→ **Your goal**:
Pull out every line below holding the word "JSON".

→ **Data shown**:

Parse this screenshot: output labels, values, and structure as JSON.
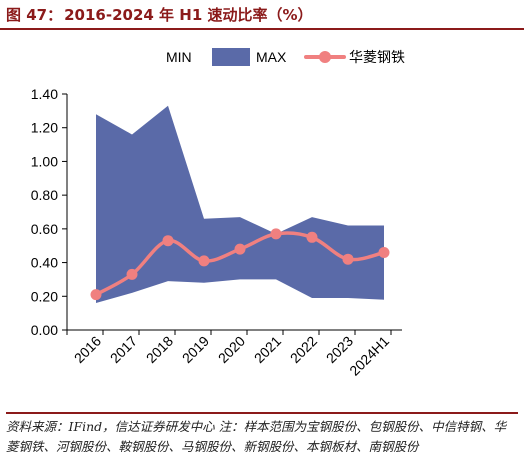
{
  "header": {
    "figure_label": "图 47：",
    "title": "2016-2024 年 H1 速动比率（%）"
  },
  "colors": {
    "title": "#8b1a1a",
    "band": "#5a6aa8",
    "line": "#f08080",
    "axis": "#000000"
  },
  "legend": {
    "min_label": "MIN",
    "max_label": "MAX",
    "line_label": "华菱钢铁"
  },
  "chart_data": {
    "type": "area",
    "categories": [
      "2016",
      "2017",
      "2018",
      "2019",
      "2020",
      "2021",
      "2022",
      "2023",
      "2024H1"
    ],
    "ylim": [
      0,
      1.4
    ],
    "yticks": [
      "0.00",
      "0.20",
      "0.40",
      "0.60",
      "0.80",
      "1.00",
      "1.20",
      "1.40"
    ],
    "legend_position": "top",
    "series": [
      {
        "name": "MIN",
        "values": [
          0.16,
          0.22,
          0.29,
          0.28,
          0.3,
          0.3,
          0.19,
          0.19,
          0.18
        ]
      },
      {
        "name": "MAX",
        "values": [
          1.28,
          1.16,
          1.33,
          0.66,
          0.67,
          0.57,
          0.67,
          0.62,
          0.62
        ]
      },
      {
        "name": "华菱钢铁",
        "values": [
          0.21,
          0.33,
          0.53,
          0.41,
          0.48,
          0.57,
          0.55,
          0.42,
          0.46
        ]
      }
    ]
  },
  "footer": {
    "source": "资料来源：IFind，信达证券研发中心  注：样本范围为宝钢股份、包钢股份、中信特钢、华菱钢铁、河钢股份、鞍钢股份、马钢股份、新钢股份、本钢板材、南钢股份"
  }
}
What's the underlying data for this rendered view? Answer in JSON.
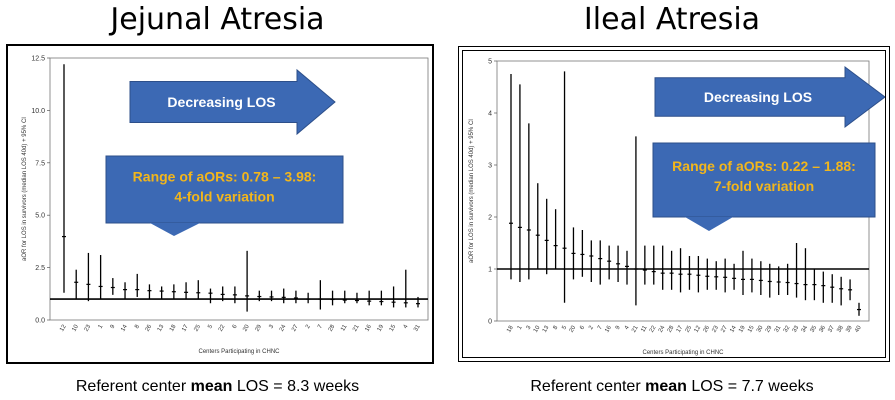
{
  "panels": [
    {
      "title": "Jejunal Atresia",
      "footer": {
        "prefix": "Referent center ",
        "bold": "mean",
        "suffix": " LOS = 8.3 weeks"
      },
      "arrow_label": "Decreasing LOS",
      "callout": {
        "line1": "Range of aORs: 0.78 – 3.98:",
        "line2": "4-fold variation"
      },
      "colors": {
        "arrow_fill": "#3c69b4",
        "callout_text": "#f2b61c",
        "arrow_text": "#ffffff"
      }
    },
    {
      "title": "Ileal Atresia",
      "footer": {
        "prefix": "Referent center ",
        "bold": "mean",
        "suffix": " LOS = 7.7 weeks"
      },
      "arrow_label": "Decreasing LOS",
      "callout": {
        "line1": "Range of aORs: 0.22 – 1.88:",
        "line2": "7-fold variation"
      },
      "colors": {
        "arrow_fill": "#3c69b4",
        "callout_text": "#f2b61c",
        "arrow_text": "#ffffff"
      }
    }
  ],
  "chart_data": [
    {
      "type": "errorbar",
      "xlabel": "Centers Participating in CHNC",
      "ylabel": "aOR for LOS in survivors (median LOS 40d) + 95% CI",
      "ylim": [
        0,
        12.5
      ],
      "yticks": [
        "0.0",
        "2.5",
        "5.0",
        "7.5",
        "10.0",
        "12.5"
      ],
      "reference_line": 1,
      "categories": [
        "12",
        "10",
        "23",
        "1",
        "9",
        "14",
        "8",
        "26",
        "13",
        "18",
        "17",
        "25",
        "5",
        "22",
        "6",
        "20",
        "29",
        "3",
        "24",
        "27",
        "2",
        "7",
        "28",
        "11",
        "21",
        "16",
        "19",
        "15",
        "4",
        "31"
      ],
      "estimate": [
        3.98,
        1.8,
        1.7,
        1.6,
        1.55,
        1.45,
        1.45,
        1.4,
        1.38,
        1.35,
        1.32,
        1.3,
        1.28,
        1.22,
        1.2,
        1.15,
        1.12,
        1.1,
        1.08,
        1.05,
        1.0,
        1.0,
        0.98,
        0.95,
        0.93,
        0.9,
        0.88,
        0.85,
        0.82,
        0.78
      ],
      "lower": [
        1.3,
        1.0,
        0.9,
        1.0,
        1.2,
        1.0,
        1.1,
        1.0,
        1.0,
        1.0,
        1.0,
        1.0,
        0.8,
        0.9,
        0.8,
        0.4,
        0.9,
        0.9,
        0.8,
        0.8,
        0.8,
        0.5,
        0.7,
        0.8,
        0.8,
        0.7,
        0.7,
        0.6,
        0.6,
        0.6
      ],
      "upper": [
        12.2,
        2.4,
        3.2,
        3.1,
        2.0,
        1.8,
        2.2,
        1.7,
        1.6,
        1.7,
        1.8,
        1.9,
        1.5,
        1.6,
        1.6,
        3.3,
        1.4,
        1.4,
        1.5,
        1.4,
        1.3,
        1.9,
        1.4,
        1.4,
        1.3,
        1.4,
        1.4,
        1.6,
        2.4,
        1.1
      ]
    },
    {
      "type": "errorbar",
      "xlabel": "Centers Participating in CHNC",
      "ylabel": "aOR for LOS in survivors (median LOS 40d) + 95% CI",
      "ylim": [
        0,
        5
      ],
      "yticks": [
        "0",
        "1",
        "2",
        "3",
        "4",
        "5"
      ],
      "reference_line": 1,
      "categories": [
        "18",
        "1",
        "3",
        "10",
        "13",
        "8",
        "5",
        "20",
        "6",
        "2",
        "7",
        "16",
        "9",
        "4",
        "21",
        "11",
        "22",
        "24",
        "28",
        "17",
        "25",
        "12",
        "26",
        "23",
        "27",
        "14",
        "19",
        "15",
        "30",
        "29",
        "31",
        "32",
        "33",
        "34",
        "35",
        "36",
        "37",
        "38",
        "39",
        "40"
      ],
      "estimate": [
        1.88,
        1.8,
        1.75,
        1.65,
        1.55,
        1.45,
        1.4,
        1.3,
        1.28,
        1.25,
        1.2,
        1.15,
        1.1,
        1.05,
        1.0,
        0.98,
        0.95,
        0.92,
        0.92,
        0.9,
        0.9,
        0.88,
        0.86,
        0.85,
        0.84,
        0.82,
        0.8,
        0.8,
        0.78,
        0.76,
        0.75,
        0.74,
        0.72,
        0.7,
        0.7,
        0.68,
        0.65,
        0.62,
        0.6,
        0.22
      ],
      "lower": [
        0.8,
        0.75,
        0.8,
        1.0,
        0.9,
        1.0,
        0.35,
        0.8,
        0.85,
        0.75,
        0.7,
        0.8,
        0.75,
        0.7,
        0.3,
        0.7,
        0.7,
        0.6,
        0.6,
        0.55,
        0.6,
        0.55,
        0.6,
        0.6,
        0.55,
        0.6,
        0.5,
        0.55,
        0.5,
        0.45,
        0.5,
        0.5,
        0.45,
        0.4,
        0.4,
        0.35,
        0.35,
        0.3,
        0.4,
        0.1
      ],
      "upper": [
        4.75,
        4.55,
        3.8,
        2.65,
        2.35,
        2.15,
        4.8,
        1.8,
        1.75,
        1.55,
        1.55,
        1.45,
        1.45,
        1.35,
        3.55,
        1.45,
        1.45,
        1.45,
        1.35,
        1.4,
        1.25,
        1.25,
        1.2,
        1.15,
        1.2,
        1.1,
        1.35,
        1.2,
        1.15,
        1.1,
        1.05,
        1.1,
        1.5,
        1.4,
        1.0,
        0.95,
        0.9,
        0.85,
        0.8,
        0.35
      ]
    }
  ]
}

→ **Final result**:
Parse this screenshot: output labels, values, and structure as JSON.
What's the underlying data for this rendered view? Answer in JSON.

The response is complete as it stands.